REQUIRED WORK: In all of the rows below, change every "interactable" to "clickable" and keep everything else the same. Leave the pictures out.

RECORDED INFORMATION:

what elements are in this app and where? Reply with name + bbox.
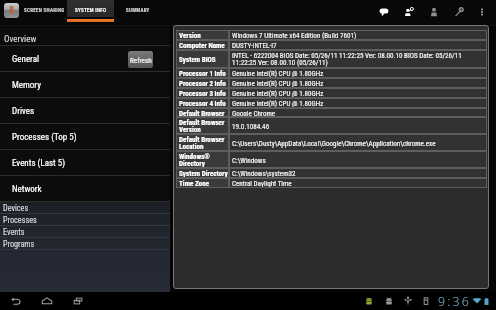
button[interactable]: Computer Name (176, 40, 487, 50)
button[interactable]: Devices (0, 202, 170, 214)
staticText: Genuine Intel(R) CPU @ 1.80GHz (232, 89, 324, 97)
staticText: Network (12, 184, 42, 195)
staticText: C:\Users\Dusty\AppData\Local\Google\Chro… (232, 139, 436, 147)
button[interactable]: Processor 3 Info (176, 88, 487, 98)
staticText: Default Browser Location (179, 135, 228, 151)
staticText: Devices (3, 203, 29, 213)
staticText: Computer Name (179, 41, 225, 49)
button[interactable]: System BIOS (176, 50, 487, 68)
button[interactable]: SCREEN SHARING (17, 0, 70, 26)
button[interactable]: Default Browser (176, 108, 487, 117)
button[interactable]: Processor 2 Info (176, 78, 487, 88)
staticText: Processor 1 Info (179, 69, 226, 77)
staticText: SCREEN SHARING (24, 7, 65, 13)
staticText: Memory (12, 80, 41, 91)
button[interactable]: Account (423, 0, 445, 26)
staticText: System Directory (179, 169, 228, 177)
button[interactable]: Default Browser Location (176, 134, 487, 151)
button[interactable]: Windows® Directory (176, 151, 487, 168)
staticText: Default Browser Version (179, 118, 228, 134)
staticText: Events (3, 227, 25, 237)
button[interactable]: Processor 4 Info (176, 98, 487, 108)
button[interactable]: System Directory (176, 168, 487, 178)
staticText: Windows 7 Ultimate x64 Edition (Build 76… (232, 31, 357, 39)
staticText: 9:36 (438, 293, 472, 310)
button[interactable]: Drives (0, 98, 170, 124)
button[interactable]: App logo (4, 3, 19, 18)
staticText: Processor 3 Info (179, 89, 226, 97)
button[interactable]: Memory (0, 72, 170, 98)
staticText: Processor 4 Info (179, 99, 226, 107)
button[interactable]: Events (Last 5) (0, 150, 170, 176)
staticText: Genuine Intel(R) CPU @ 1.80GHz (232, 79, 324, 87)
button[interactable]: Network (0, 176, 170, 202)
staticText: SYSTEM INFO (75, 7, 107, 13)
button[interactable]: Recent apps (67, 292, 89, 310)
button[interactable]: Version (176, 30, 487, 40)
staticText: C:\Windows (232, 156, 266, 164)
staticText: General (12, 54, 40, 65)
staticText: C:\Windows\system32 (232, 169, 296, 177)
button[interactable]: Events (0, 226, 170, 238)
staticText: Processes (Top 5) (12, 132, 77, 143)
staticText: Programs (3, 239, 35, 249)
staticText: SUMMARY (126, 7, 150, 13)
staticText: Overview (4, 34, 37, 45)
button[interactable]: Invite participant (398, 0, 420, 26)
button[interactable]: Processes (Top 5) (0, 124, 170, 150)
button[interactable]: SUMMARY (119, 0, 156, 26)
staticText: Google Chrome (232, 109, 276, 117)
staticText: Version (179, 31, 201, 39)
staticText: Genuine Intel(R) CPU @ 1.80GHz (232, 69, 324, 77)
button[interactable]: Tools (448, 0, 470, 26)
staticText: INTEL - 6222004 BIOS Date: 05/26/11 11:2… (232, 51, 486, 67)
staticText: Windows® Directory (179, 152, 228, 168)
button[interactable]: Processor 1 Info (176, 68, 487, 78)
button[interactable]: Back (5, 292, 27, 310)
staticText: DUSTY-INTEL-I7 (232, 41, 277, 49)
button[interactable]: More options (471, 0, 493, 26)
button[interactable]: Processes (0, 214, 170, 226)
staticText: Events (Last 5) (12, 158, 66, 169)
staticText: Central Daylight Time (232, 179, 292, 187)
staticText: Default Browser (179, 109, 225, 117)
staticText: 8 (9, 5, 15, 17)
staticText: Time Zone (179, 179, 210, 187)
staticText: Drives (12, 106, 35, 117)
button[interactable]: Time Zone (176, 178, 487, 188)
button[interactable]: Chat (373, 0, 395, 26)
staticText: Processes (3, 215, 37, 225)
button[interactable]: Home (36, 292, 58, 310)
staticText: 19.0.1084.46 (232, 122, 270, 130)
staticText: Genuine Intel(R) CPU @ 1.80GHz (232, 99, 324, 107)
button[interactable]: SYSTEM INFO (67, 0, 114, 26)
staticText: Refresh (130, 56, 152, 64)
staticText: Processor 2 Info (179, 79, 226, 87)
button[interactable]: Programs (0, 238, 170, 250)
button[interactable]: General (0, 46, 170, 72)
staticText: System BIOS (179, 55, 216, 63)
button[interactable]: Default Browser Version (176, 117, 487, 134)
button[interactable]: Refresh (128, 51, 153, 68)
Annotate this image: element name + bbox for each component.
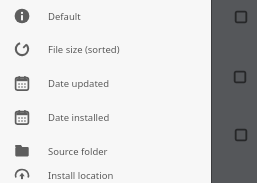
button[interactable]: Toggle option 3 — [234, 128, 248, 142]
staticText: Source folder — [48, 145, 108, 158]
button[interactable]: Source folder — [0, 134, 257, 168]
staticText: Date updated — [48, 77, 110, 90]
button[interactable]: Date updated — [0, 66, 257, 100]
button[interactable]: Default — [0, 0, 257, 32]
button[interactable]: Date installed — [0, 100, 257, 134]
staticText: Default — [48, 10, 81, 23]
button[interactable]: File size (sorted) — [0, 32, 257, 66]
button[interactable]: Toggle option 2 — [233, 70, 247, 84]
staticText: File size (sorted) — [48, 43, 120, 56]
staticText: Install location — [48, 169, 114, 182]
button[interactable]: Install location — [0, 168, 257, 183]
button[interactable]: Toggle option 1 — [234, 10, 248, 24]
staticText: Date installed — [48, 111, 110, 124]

FULL SOLUTION:
what elements are in this app and where? Reply with name + bbox.
button[clickable]: Computer Name (176, 40, 487, 50)
button[clickable]: Devices (0, 202, 170, 214)
staticText: Genuine Intel(R) CPU @ 1.80GHz (232, 89, 324, 97)
staticText: Network (12, 184, 42, 195)
staticText: C:\Users\Dusty\AppData\Local\Google\Chro… (232, 139, 436, 147)
button[clickable]: Processor 3 Info (176, 88, 487, 98)
staticText: Default Browser Location (179, 135, 228, 151)
staticText: Devices (3, 203, 29, 213)
staticText: Computer Name (179, 41, 225, 49)
button[clickable]: System BIOS (176, 50, 487, 68)
button[clickable]: SCREEN SHARING (17, 0, 70, 26)
button[clickable]: Default Browser (176, 108, 487, 117)
button[clickable]: Processor 2 Info (176, 78, 487, 88)
staticText: Processor 1 Info (179, 69, 226, 77)
staticText: SCREEN SHARING (24, 7, 65, 13)
staticText: Memory (12, 80, 41, 91)
button[clickable]: Account (423, 0, 445, 26)
staticText: System Directory (179, 169, 228, 177)
button[clickable]: Default Browser Location (176, 134, 487, 151)
button[clickable]: Windows® Directory (176, 151, 487, 168)
staticText: Default Browser Version (179, 118, 228, 134)
staticText: Events (3, 227, 25, 237)
button[clickable]: Processor 4 Info (176, 98, 487, 108)
button[clickable]: System Directory (176, 168, 487, 178)
staticText: Windows 7 Ultimate x64 Edition (Build 76… (232, 31, 357, 39)
staticText: 9:36 (438, 293, 472, 310)
button[clickable]: Drives (0, 98, 170, 124)
button[clickable]: App logo (4, 3, 19, 18)
staticText: Processor 3 Info (179, 89, 226, 97)
button[clickable]: Memory (0, 72, 170, 98)
staticText: Processor 4 Info (179, 99, 226, 107)
button[clickable]: Events (Last 5) (0, 150, 170, 176)
staticText: Genuine Intel(R) CPU @ 1.80GHz (232, 79, 324, 87)
button[clickable]: Network (0, 176, 170, 202)
staticText: SYSTEM INFO (75, 7, 107, 13)
button[clickable]: Recent apps (67, 292, 89, 310)
button[clickable]: Version (176, 30, 487, 40)
staticText: C:\Windows (232, 156, 266, 164)
staticText: General (12, 54, 40, 65)
staticText: C:\Windows\system32 (232, 169, 296, 177)
button[clickable]: Events (0, 226, 170, 238)
staticText: Processes (Top 5) (12, 132, 77, 143)
staticText: Programs (3, 239, 35, 249)
staticText: SUMMARY (126, 7, 150, 13)
staticText: Overview (4, 34, 37, 45)
button[clickable]: Invite participant (398, 0, 420, 26)
button[clickable]: Processes (Top 5) (0, 124, 170, 150)
button[clickable]: SUMMARY (119, 0, 156, 26)
staticText: Google Chrome (232, 109, 276, 117)
staticText: Version (179, 31, 201, 39)
staticText: Genuine Intel(R) CPU @ 1.80GHz (232, 69, 324, 77)
button[clickable]: Tools (448, 0, 470, 26)
staticText: INTEL - 6222004 BIOS Date: 05/26/11 11:2… (232, 51, 486, 67)
staticText: Windows® Directory (179, 152, 228, 168)
button[clickable]: Processor 1 Info (176, 68, 487, 78)
button[clickable]: Back (5, 292, 27, 310)
staticText: DUSTY-INTEL-I7 (232, 41, 277, 49)
button[clickable]: More options (471, 0, 493, 26)
button[clickable]: Processes (0, 214, 170, 226)
staticText: Events (Last 5) (12, 158, 66, 169)
staticText: Central Daylight Time (232, 179, 292, 187)
staticText: Default Browser (179, 109, 225, 117)
staticText: 8 (9, 5, 15, 17)
staticText: Time Zone (179, 179, 210, 187)
staticText: Drives (12, 106, 35, 117)
button[clickable]: Time Zone (176, 178, 487, 188)
button[clickable]: Chat (373, 0, 395, 26)
staticText: Processes (3, 215, 37, 225)
button[clickable]: Home (36, 292, 58, 310)
staticText: 19.0.1084.46 (232, 122, 270, 130)
staticText: Genuine Intel(R) CPU @ 1.80GHz (232, 99, 324, 107)
button[clickable]: SYSTEM INFO (67, 0, 114, 26)
staticText: Refresh (130, 56, 152, 64)
staticText: Processor 2 Info (179, 79, 226, 87)
button[clickable]: Programs (0, 238, 170, 250)
button[clickable]: General (0, 46, 170, 72)
staticText: System BIOS (179, 55, 216, 63)
button[clickable]: Default Browser Version (176, 117, 487, 134)
button[clickable]: Refresh (128, 51, 153, 68)
Annotate this image: element name + bbox for each component.
button[clickable]: Toggle option 3 — [234, 128, 248, 142]
staticText: Source folder — [48, 145, 108, 158]
button[clickable]: Source folder — [0, 134, 257, 168]
staticText: Date updated — [48, 77, 110, 90]
button[clickable]: Date updated — [0, 66, 257, 100]
button[clickable]: Default — [0, 0, 257, 32]
button[clickable]: Date installed — [0, 100, 257, 134]
staticText: Default — [48, 10, 81, 23]
button[clickable]: File size (sorted) — [0, 32, 257, 66]
button[clickable]: Toggle option 2 — [233, 70, 247, 84]
staticText: File size (sorted) — [48, 43, 120, 56]
staticText: Install location — [48, 169, 114, 182]
button[clickable]: Install location — [0, 168, 257, 183]
button[clickable]: Toggle option 1 — [234, 10, 248, 24]
staticText: Date installed — [48, 111, 110, 124]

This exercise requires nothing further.